* [GOAL OF THE EXERCISE] Write out the material exactly. Do not include the pictures.

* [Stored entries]
• • •
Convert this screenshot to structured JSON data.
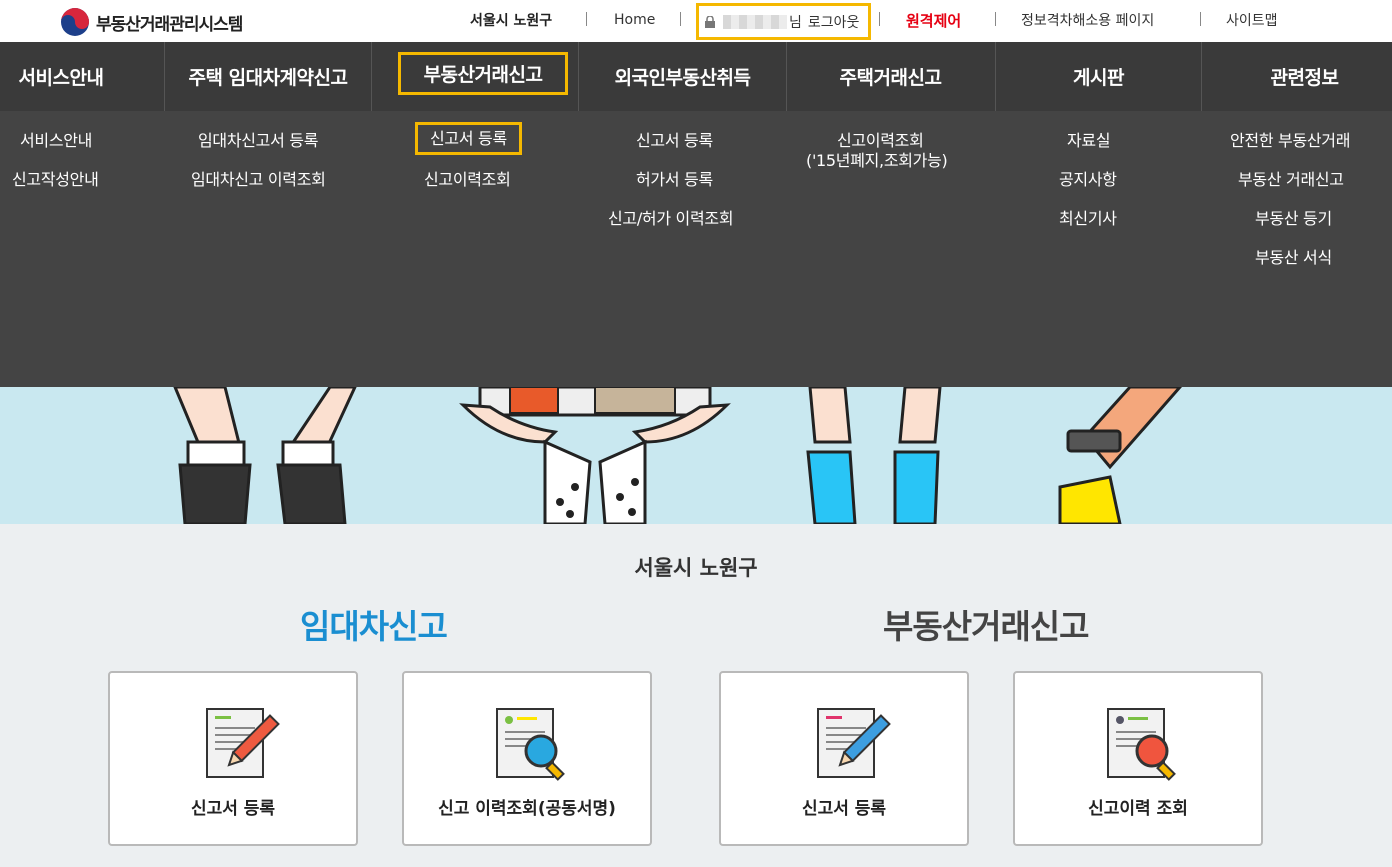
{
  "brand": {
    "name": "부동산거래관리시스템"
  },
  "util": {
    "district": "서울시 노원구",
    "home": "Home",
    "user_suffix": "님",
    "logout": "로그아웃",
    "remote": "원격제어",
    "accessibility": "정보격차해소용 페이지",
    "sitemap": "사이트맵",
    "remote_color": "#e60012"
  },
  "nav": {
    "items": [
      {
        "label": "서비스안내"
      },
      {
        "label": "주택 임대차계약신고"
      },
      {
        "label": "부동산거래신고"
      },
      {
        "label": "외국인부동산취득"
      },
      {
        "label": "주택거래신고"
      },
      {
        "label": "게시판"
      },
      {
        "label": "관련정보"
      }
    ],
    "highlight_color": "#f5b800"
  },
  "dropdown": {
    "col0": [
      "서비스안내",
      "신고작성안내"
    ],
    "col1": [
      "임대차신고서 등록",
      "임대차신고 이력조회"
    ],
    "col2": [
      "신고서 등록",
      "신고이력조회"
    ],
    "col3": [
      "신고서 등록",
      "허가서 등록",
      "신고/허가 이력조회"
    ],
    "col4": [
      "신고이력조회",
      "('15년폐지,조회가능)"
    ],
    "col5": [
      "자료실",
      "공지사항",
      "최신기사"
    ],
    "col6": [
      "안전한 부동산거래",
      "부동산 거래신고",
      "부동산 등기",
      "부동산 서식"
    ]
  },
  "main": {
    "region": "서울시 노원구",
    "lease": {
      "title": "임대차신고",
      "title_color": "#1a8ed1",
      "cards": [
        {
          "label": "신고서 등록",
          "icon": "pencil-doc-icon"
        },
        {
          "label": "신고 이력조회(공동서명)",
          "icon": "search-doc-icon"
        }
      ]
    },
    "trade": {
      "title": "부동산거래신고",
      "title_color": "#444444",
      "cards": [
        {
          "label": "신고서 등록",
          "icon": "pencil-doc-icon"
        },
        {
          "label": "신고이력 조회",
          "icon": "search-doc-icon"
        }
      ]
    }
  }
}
• • •
* [COMPLETED TASK]
Convert this screenshot to structured JSON data.
{
  "brand": {
    "name": "부동산거래관리시스템"
  },
  "util": {
    "district": "서울시 노원구",
    "home": "Home",
    "user_suffix": "님",
    "logout": "로그아웃",
    "remote": "원격제어",
    "accessibility": "정보격차해소용 페이지",
    "sitemap": "사이트맵",
    "remote_color": "#e60012"
  },
  "nav": {
    "items": [
      {
        "label": "서비스안내"
      },
      {
        "label": "주택 임대차계약신고"
      },
      {
        "label": "부동산거래신고"
      },
      {
        "label": "외국인부동산취득"
      },
      {
        "label": "주택거래신고"
      },
      {
        "label": "게시판"
      },
      {
        "label": "관련정보"
      }
    ],
    "highlight_color": "#f5b800"
  },
  "dropdown": {
    "col0": [
      "서비스안내",
      "신고작성안내"
    ],
    "col1": [
      "임대차신고서 등록",
      "임대차신고 이력조회"
    ],
    "col2": [
      "신고서 등록",
      "신고이력조회"
    ],
    "col3": [
      "신고서 등록",
      "허가서 등록",
      "신고/허가 이력조회"
    ],
    "col4": [
      "신고이력조회",
      "('15년폐지,조회가능)"
    ],
    "col5": [
      "자료실",
      "공지사항",
      "최신기사"
    ],
    "col6": [
      "안전한 부동산거래",
      "부동산 거래신고",
      "부동산 등기",
      "부동산 서식"
    ]
  },
  "main": {
    "region": "서울시 노원구",
    "lease": {
      "title": "임대차신고",
      "title_color": "#1a8ed1",
      "cards": [
        {
          "label": "신고서 등록",
          "icon": "pencil-doc-icon"
        },
        {
          "label": "신고 이력조회(공동서명)",
          "icon": "search-doc-icon"
        }
      ]
    },
    "trade": {
      "title": "부동산거래신고",
      "title_color": "#444444",
      "cards": [
        {
          "label": "신고서 등록",
          "icon": "pencil-doc-icon"
        },
        {
          "label": "신고이력 조회",
          "icon": "search-doc-icon"
        }
      ]
    }
  }
}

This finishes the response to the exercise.